- [Recorded data]
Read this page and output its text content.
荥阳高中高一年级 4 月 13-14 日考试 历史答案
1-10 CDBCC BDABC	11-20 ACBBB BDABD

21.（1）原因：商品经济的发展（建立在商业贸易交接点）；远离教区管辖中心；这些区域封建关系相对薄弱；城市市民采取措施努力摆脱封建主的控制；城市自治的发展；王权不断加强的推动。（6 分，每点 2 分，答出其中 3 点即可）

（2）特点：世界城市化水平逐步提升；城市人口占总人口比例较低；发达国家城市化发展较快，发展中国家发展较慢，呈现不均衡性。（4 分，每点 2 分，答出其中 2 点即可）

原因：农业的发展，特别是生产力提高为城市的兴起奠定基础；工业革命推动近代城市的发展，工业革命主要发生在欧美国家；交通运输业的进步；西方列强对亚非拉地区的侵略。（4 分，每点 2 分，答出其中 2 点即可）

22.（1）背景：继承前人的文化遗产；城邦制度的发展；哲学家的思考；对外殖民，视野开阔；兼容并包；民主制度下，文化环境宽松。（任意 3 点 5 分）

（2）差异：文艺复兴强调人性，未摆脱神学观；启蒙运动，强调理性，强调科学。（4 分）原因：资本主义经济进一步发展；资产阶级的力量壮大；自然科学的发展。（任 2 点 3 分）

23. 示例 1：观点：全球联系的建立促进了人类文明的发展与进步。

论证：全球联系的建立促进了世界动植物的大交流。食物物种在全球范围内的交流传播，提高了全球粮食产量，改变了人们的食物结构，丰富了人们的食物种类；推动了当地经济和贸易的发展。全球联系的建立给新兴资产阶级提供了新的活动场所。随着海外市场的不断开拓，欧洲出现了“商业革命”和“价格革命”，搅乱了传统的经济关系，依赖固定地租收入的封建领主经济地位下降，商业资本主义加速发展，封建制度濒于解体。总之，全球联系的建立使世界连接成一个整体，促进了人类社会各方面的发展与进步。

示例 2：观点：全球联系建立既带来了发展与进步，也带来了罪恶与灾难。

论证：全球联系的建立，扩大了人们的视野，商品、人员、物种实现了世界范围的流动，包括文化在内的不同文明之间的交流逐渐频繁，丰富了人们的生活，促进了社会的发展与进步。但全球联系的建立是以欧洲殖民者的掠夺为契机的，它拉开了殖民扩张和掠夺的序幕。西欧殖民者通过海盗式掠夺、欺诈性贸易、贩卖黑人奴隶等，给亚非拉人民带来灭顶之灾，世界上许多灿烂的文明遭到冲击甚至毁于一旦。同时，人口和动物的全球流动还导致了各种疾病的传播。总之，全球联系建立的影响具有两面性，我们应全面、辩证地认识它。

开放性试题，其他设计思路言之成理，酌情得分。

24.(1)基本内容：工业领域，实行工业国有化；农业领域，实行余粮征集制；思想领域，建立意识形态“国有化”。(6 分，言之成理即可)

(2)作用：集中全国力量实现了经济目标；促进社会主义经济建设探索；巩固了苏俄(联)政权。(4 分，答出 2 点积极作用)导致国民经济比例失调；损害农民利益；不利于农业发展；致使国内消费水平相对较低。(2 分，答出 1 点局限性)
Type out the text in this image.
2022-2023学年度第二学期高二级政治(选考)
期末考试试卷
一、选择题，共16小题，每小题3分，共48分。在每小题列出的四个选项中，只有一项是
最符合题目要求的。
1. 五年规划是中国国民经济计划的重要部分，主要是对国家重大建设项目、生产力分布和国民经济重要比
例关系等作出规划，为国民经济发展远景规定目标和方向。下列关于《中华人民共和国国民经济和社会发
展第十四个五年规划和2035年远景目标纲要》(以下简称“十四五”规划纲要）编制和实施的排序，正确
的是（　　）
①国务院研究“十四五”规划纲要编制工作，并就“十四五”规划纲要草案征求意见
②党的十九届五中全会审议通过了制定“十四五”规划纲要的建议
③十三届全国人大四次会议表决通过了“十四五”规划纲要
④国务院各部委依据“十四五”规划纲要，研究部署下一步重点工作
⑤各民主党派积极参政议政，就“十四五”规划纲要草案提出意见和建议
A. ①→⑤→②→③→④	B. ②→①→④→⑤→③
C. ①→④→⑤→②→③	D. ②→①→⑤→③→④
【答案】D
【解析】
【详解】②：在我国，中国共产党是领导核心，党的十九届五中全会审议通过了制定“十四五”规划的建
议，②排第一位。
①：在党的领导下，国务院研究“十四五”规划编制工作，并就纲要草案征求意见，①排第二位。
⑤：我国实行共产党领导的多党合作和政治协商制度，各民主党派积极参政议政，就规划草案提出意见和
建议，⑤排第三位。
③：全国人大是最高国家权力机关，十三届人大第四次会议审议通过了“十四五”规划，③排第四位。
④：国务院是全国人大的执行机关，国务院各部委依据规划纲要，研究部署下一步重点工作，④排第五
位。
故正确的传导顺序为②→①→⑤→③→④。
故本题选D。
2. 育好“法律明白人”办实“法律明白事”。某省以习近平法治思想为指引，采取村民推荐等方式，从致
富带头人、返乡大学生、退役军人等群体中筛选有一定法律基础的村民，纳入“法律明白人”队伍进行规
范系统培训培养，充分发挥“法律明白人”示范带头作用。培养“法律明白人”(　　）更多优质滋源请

- [Short task] Nothing but the lines from the one with "Type out the text in this image." through the end of the data above should be repeated, each exactly as it stands.

- [Output of the task]
Type out the text in this image.
2022-2023学年度第二学期高二级政治(选考)
期末考试试卷
一、选择题，共16小题，每小题3分，共48分。在每小题列出的四个选项中，只有一项是
最符合题目要求的。
1. 五年规划是中国国民经济计划的重要部分，主要是对国家重大建设项目、生产力分布和国民经济重要比
例关系等作出规划，为国民经济发展远景规定目标和方向。下列关于《中华人民共和国国民经济和社会发
展第十四个五年规划和2035年远景目标纲要》(以下简称“十四五”规划纲要）编制和实施的排序，正确
的是（　　）
①国务院研究“十四五”规划纲要编制工作，并就“十四五”规划纲要草案征求意见
②党的十九届五中全会审议通过了制定“十四五”规划纲要的建议
③十三届全国人大四次会议表决通过了“十四五”规划纲要
④国务院各部委依据“十四五”规划纲要，研究部署下一步重点工作
⑤各民主党派积极参政议政，就“十四五”规划纲要草案提出意见和建议
A. ①→⑤→②→③→④	B. ②→①→④→⑤→③
C. ①→④→⑤→②→③	D. ②→①→⑤→③→④
【答案】D
【解析】
【详解】②：在我国，中国共产党是领导核心，党的十九届五中全会审议通过了制定“十四五”规划的建
议，②排第一位。
①：在党的领导下，国务院研究“十四五”规划编制工作，并就纲要草案征求意见，①排第二位。
⑤：我国实行共产党领导的多党合作和政治协商制度，各民主党派积极参政议政，就规划草案提出意见和
建议，⑤排第三位。
③：全国人大是最高国家权力机关，十三届人大第四次会议审议通过了“十四五”规划，③排第四位。
④：国务院是全国人大的执行机关，国务院各部委依据规划纲要，研究部署下一步重点工作，④排第五
位。
故正确的传导顺序为②→①→⑤→③→④。
故本题选D。
2. 育好“法律明白人”办实“法律明白事”。某省以习近平法治思想为指引，采取村民推荐等方式，从致
富带头人、返乡大学生、退役军人等群体中筛选有一定法律基础的村民，纳入“法律明白人”队伍进行规
范系统培训培养，充分发挥“法律明白人”示范带头作用。培养“法律明白人”(　　）更多优质滋源请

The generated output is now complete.